- Exercise objective
Give back every line exactly as it appears, pictures excluded.

- Extracted records

⁂

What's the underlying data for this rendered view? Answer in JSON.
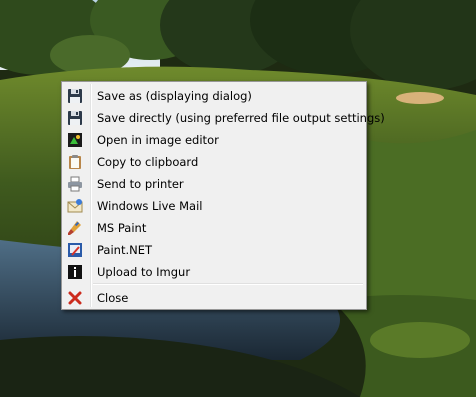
{
  "menu": {
    "items": [
      {
        "label": "Save as (displaying dialog)",
        "icon": "floppy-disk-icon"
      },
      {
        "label": "Save directly (using preferred file output settings)",
        "icon": "floppy-disk-icon"
      },
      {
        "label": "Open in image editor",
        "icon": "image-editor-icon"
      },
      {
        "label": "Copy to clipboard",
        "icon": "clipboard-icon"
      },
      {
        "label": "Send to printer",
        "icon": "printer-icon"
      },
      {
        "label": "Windows Live Mail",
        "icon": "mail-icon"
      },
      {
        "label": "MS Paint",
        "icon": "paint-brush-icon"
      },
      {
        "label": "Paint.NET",
        "icon": "paintnet-icon"
      },
      {
        "label": "Upload to Imgur",
        "icon": "imgur-icon"
      }
    ],
    "close": {
      "label": "Close",
      "icon": "red-x-icon"
    }
  },
  "colors": {
    "menu_background": "#f0f0f0",
    "menu_border": "#979797",
    "close_icon": "#cc2b1d"
  }
}
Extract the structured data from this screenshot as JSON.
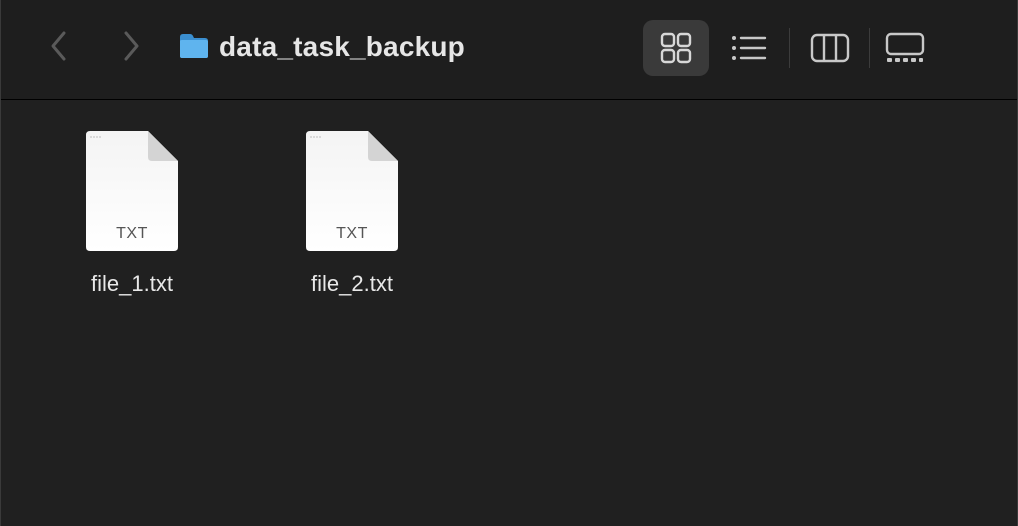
{
  "window": {
    "title": "data_task_backup"
  },
  "toolbar": {
    "back_icon": "chevron-left-icon",
    "forward_icon": "chevron-right-icon",
    "folder_icon": "folder-icon",
    "view_modes": [
      {
        "name": "icons",
        "icon": "grid-icon",
        "selected": true
      },
      {
        "name": "list",
        "icon": "list-icon",
        "selected": false
      },
      {
        "name": "columns",
        "icon": "columns-icon",
        "selected": false
      },
      {
        "name": "gallery",
        "icon": "gallery-icon",
        "selected": false
      }
    ]
  },
  "files": [
    {
      "name": "file_1.txt",
      "ext_label": "TXT"
    },
    {
      "name": "file_2.txt",
      "ext_label": "TXT"
    }
  ],
  "colors": {
    "background": "#202020",
    "toolbar": "#1e1e1e",
    "selected_view_bg": "#3a3a3a",
    "folder_blue": "#4ea7e8",
    "text": "#e8e8e8",
    "disabled_icon": "#5a5a5a"
  }
}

⁂

- Output for this exercise
What's the underlying data for this rendered view? Answer in JSON.
{
  "menu": {
    "items": [
      {
        "label": "Save as (displaying dialog)",
        "icon": "floppy-disk-icon"
      },
      {
        "label": "Save directly (using preferred file output settings)",
        "icon": "floppy-disk-icon"
      },
      {
        "label": "Open in image editor",
        "icon": "image-editor-icon"
      },
      {
        "label": "Copy to clipboard",
        "icon": "clipboard-icon"
      },
      {
        "label": "Send to printer",
        "icon": "printer-icon"
      },
      {
        "label": "Windows Live Mail",
        "icon": "mail-icon"
      },
      {
        "label": "MS Paint",
        "icon": "paint-brush-icon"
      },
      {
        "label": "Paint.NET",
        "icon": "paintnet-icon"
      },
      {
        "label": "Upload to Imgur",
        "icon": "imgur-icon"
      }
    ],
    "close": {
      "label": "Close",
      "icon": "red-x-icon"
    }
  },
  "colors": {
    "menu_background": "#f0f0f0",
    "menu_border": "#979797",
    "close_icon": "#cc2b1d"
  }
}
Extract the structured data from this screenshot as JSON.
{
  "window": {
    "title": "data_task_backup"
  },
  "toolbar": {
    "back_icon": "chevron-left-icon",
    "forward_icon": "chevron-right-icon",
    "folder_icon": "folder-icon",
    "view_modes": [
      {
        "name": "icons",
        "icon": "grid-icon",
        "selected": true
      },
      {
        "name": "list",
        "icon": "list-icon",
        "selected": false
      },
      {
        "name": "columns",
        "icon": "columns-icon",
        "selected": false
      },
      {
        "name": "gallery",
        "icon": "gallery-icon",
        "selected": false
      }
    ]
  },
  "files": [
    {
      "name": "file_1.txt",
      "ext_label": "TXT"
    },
    {
      "name": "file_2.txt",
      "ext_label": "TXT"
    }
  ],
  "colors": {
    "background": "#202020",
    "toolbar": "#1e1e1e",
    "selected_view_bg": "#3a3a3a",
    "folder_blue": "#4ea7e8",
    "text": "#e8e8e8",
    "disabled_icon": "#5a5a5a"
  }
}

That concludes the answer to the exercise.